WHAT YOU ARE ASKED TO DO
Every line of the records must be repeated exactly; pictures stay out.

ROWS

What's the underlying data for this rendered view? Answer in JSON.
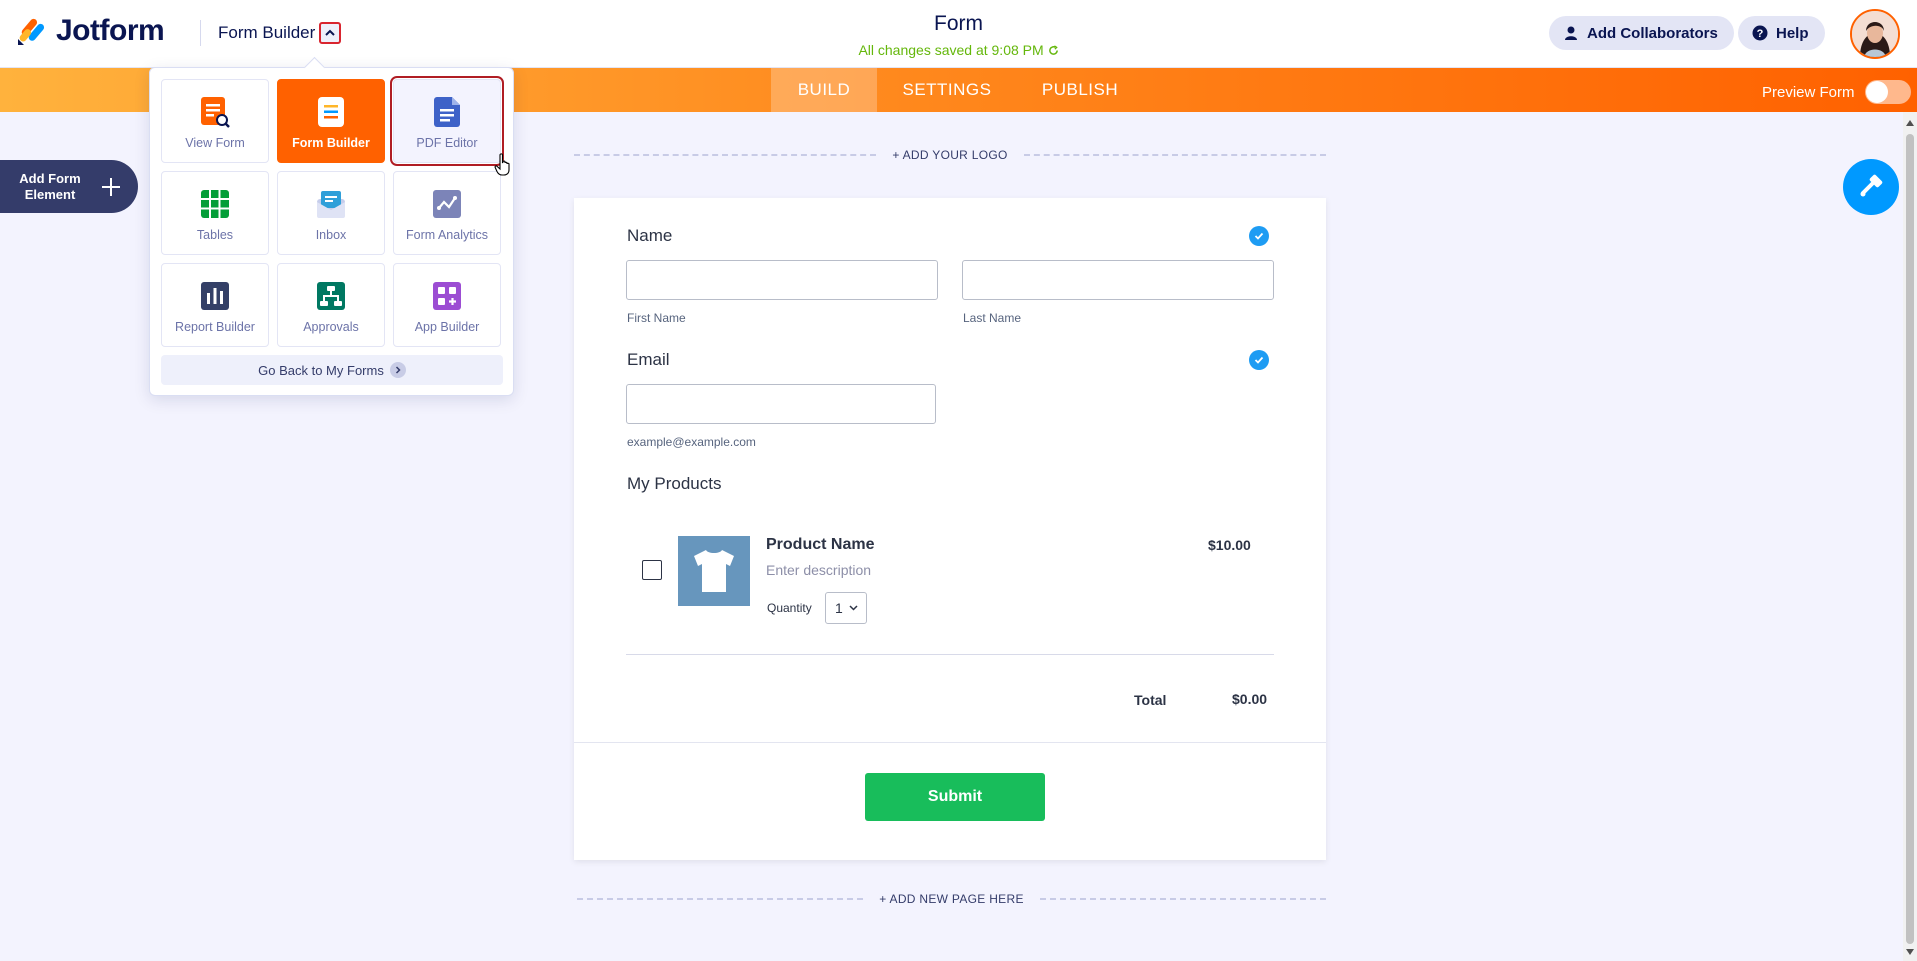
{
  "header": {
    "logo_text": "Jotform",
    "builder_switch_label": "Form Builder",
    "form_title": "Form",
    "saved_status": "All changes saved at 9:08 PM",
    "collaborators_label": "Add Collaborators",
    "help_label": "Help"
  },
  "nav": {
    "tabs": [
      {
        "label": "BUILD",
        "active": true
      },
      {
        "label": "SETTINGS",
        "active": false
      },
      {
        "label": "PUBLISH",
        "active": false
      }
    ],
    "preview_label": "Preview Form",
    "preview_enabled": false
  },
  "sidebar": {
    "add_element_line1": "Add Form",
    "add_element_line2": "Element"
  },
  "app_switcher": {
    "tiles": [
      {
        "label": "View Form",
        "icon": "view-form-icon"
      },
      {
        "label": "Form Builder",
        "icon": "form-builder-icon",
        "active": true
      },
      {
        "label": "PDF Editor",
        "icon": "pdf-editor-icon",
        "hovered": true
      },
      {
        "label": "Tables",
        "icon": "tables-icon"
      },
      {
        "label": "Inbox",
        "icon": "inbox-icon"
      },
      {
        "label": "Form Analytics",
        "icon": "form-analytics-icon"
      },
      {
        "label": "Report Builder",
        "icon": "report-builder-icon"
      },
      {
        "label": "Approvals",
        "icon": "approvals-icon"
      },
      {
        "label": "App Builder",
        "icon": "app-builder-icon"
      }
    ],
    "go_back_label": "Go Back to My Forms"
  },
  "canvas": {
    "add_logo_label": "+ ADD YOUR LOGO",
    "add_page_label": "+ ADD NEW PAGE HERE"
  },
  "form": {
    "name": {
      "label": "Name",
      "first_sublabel": "First Name",
      "last_sublabel": "Last Name"
    },
    "email": {
      "label": "Email",
      "sublabel": "example@example.com"
    },
    "products": {
      "label": "My Products",
      "items": [
        {
          "name": "Product Name",
          "description": "Enter description",
          "price": "$10.00",
          "quantity_label": "Quantity",
          "quantity": "1"
        }
      ],
      "total_label": "Total",
      "total_value": "$0.00"
    },
    "submit_label": "Submit"
  },
  "colors": {
    "brand_orange": "#ff6100",
    "navy": "#0a1551",
    "submit_green": "#18bd5b",
    "check_blue": "#1e9cf3",
    "saved_green": "#64b70b"
  }
}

OUTPUT OF THE EXERCISE
What's the underlying data for this rendered view? Answer in JSON.
{
  "header": {
    "logo_text": "Jotform",
    "builder_switch_label": "Form Builder",
    "form_title": "Form",
    "saved_status": "All changes saved at 9:08 PM",
    "collaborators_label": "Add Collaborators",
    "help_label": "Help"
  },
  "nav": {
    "tabs": [
      {
        "label": "BUILD",
        "active": true
      },
      {
        "label": "SETTINGS",
        "active": false
      },
      {
        "label": "PUBLISH",
        "active": false
      }
    ],
    "preview_label": "Preview Form",
    "preview_enabled": false
  },
  "sidebar": {
    "add_element_line1": "Add Form",
    "add_element_line2": "Element"
  },
  "app_switcher": {
    "tiles": [
      {
        "label": "View Form",
        "icon": "view-form-icon"
      },
      {
        "label": "Form Builder",
        "icon": "form-builder-icon",
        "active": true
      },
      {
        "label": "PDF Editor",
        "icon": "pdf-editor-icon",
        "hovered": true
      },
      {
        "label": "Tables",
        "icon": "tables-icon"
      },
      {
        "label": "Inbox",
        "icon": "inbox-icon"
      },
      {
        "label": "Form Analytics",
        "icon": "form-analytics-icon"
      },
      {
        "label": "Report Builder",
        "icon": "report-builder-icon"
      },
      {
        "label": "Approvals",
        "icon": "approvals-icon"
      },
      {
        "label": "App Builder",
        "icon": "app-builder-icon"
      }
    ],
    "go_back_label": "Go Back to My Forms"
  },
  "canvas": {
    "add_logo_label": "+ ADD YOUR LOGO",
    "add_page_label": "+ ADD NEW PAGE HERE"
  },
  "form": {
    "name": {
      "label": "Name",
      "first_sublabel": "First Name",
      "last_sublabel": "Last Name"
    },
    "email": {
      "label": "Email",
      "sublabel": "example@example.com"
    },
    "products": {
      "label": "My Products",
      "items": [
        {
          "name": "Product Name",
          "description": "Enter description",
          "price": "$10.00",
          "quantity_label": "Quantity",
          "quantity": "1"
        }
      ],
      "total_label": "Total",
      "total_value": "$0.00"
    },
    "submit_label": "Submit"
  },
  "colors": {
    "brand_orange": "#ff6100",
    "navy": "#0a1551",
    "submit_green": "#18bd5b",
    "check_blue": "#1e9cf3",
    "saved_green": "#64b70b"
  }
}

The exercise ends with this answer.